DATA PROVIDED »

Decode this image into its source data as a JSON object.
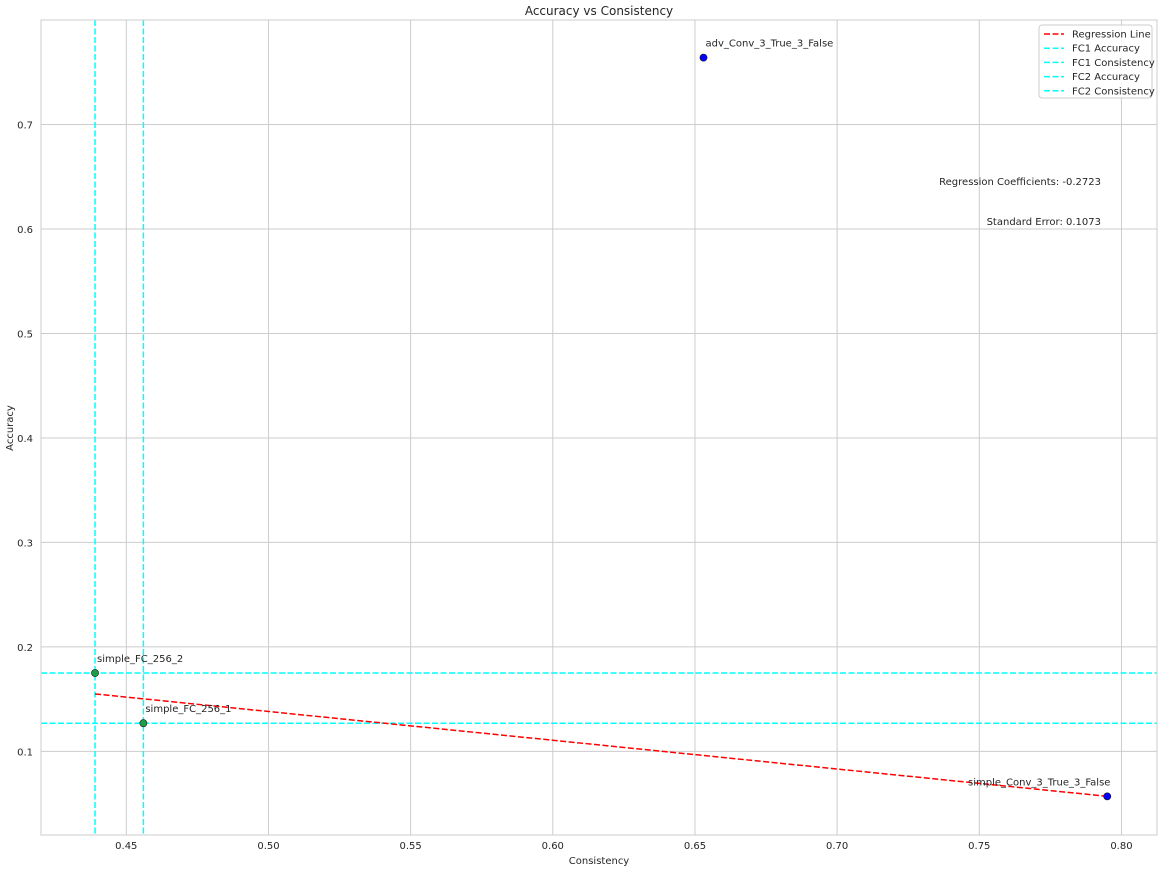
{
  "chart_data": {
    "type": "scatter",
    "title": "Accuracy vs Consistency",
    "xlabel": "Consistency",
    "ylabel": "Accuracy",
    "xlim": [
      0.42,
      0.8125
    ],
    "ylim": [
      0.02,
      0.8
    ],
    "xticks": [
      {
        "value": 0.45,
        "label": "0.45"
      },
      {
        "value": 0.5,
        "label": "0.50"
      },
      {
        "value": 0.55,
        "label": "0.55"
      },
      {
        "value": 0.6,
        "label": "0.60"
      },
      {
        "value": 0.65,
        "label": "0.65"
      },
      {
        "value": 0.7,
        "label": "0.70"
      },
      {
        "value": 0.75,
        "label": "0.75"
      },
      {
        "value": 0.8,
        "label": "0.80"
      }
    ],
    "yticks": [
      {
        "value": 0.1,
        "label": "0.1"
      },
      {
        "value": 0.2,
        "label": "0.2"
      },
      {
        "value": 0.3,
        "label": "0.3"
      },
      {
        "value": 0.4,
        "label": "0.4"
      },
      {
        "value": 0.5,
        "label": "0.5"
      },
      {
        "value": 0.6,
        "label": "0.6"
      },
      {
        "value": 0.7,
        "label": "0.7"
      }
    ],
    "grid": true,
    "legend_position": "top-right",
    "points": [
      {
        "label": "adv_Conv_3_True_3_False",
        "x": 0.653,
        "y": 0.764,
        "color": "#0000ff"
      },
      {
        "label": "simple_FC_256_2",
        "x": 0.439,
        "y": 0.175,
        "color": "#1a9e4a"
      },
      {
        "label": "simple_FC_256_1",
        "x": 0.456,
        "y": 0.127,
        "color": "#1a9e4a"
      },
      {
        "label": "simple_Conv_3_True_3_False",
        "x": 0.795,
        "y": 0.057,
        "color": "#0000ff"
      }
    ],
    "regression_line": {
      "name": "Regression Line",
      "color": "#ff0000",
      "x": [
        0.439,
        0.795
      ],
      "y": [
        0.155,
        0.057
      ]
    },
    "reference_lines": [
      {
        "name": "FC1 Accuracy",
        "orientation": "horizontal",
        "value": 0.127,
        "color": "#00ffff"
      },
      {
        "name": "FC1 Consistency",
        "orientation": "vertical",
        "value": 0.456,
        "color": "#00ffff"
      },
      {
        "name": "FC2 Accuracy",
        "orientation": "horizontal",
        "value": 0.175,
        "color": "#00ffff"
      },
      {
        "name": "FC2 Consistency",
        "orientation": "vertical",
        "value": 0.439,
        "color": "#00ffff"
      }
    ],
    "annotations": [
      {
        "text": "Regression Coefficients: -0.2723"
      },
      {
        "text": "Standard Error: 0.1073"
      }
    ]
  }
}
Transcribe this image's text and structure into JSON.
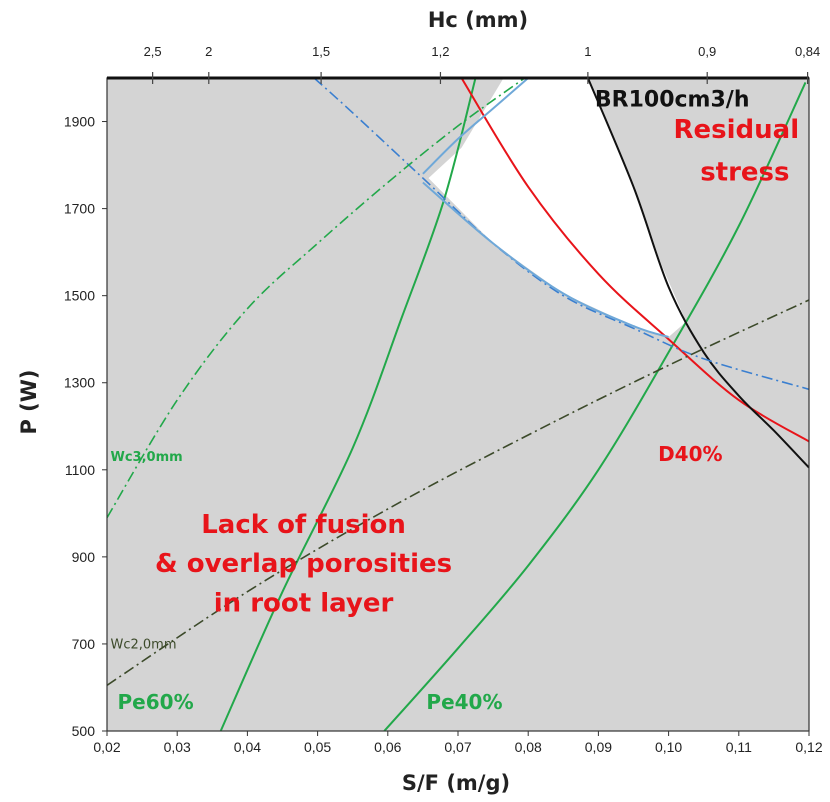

PROBLEM DESCRIPTION »
Search the records for the word "image", then list every line that has it.

EXERCISE OUTPUT »
Decode this image into its source data as a JSON object.
Transcribe this image's text and structure into JSON.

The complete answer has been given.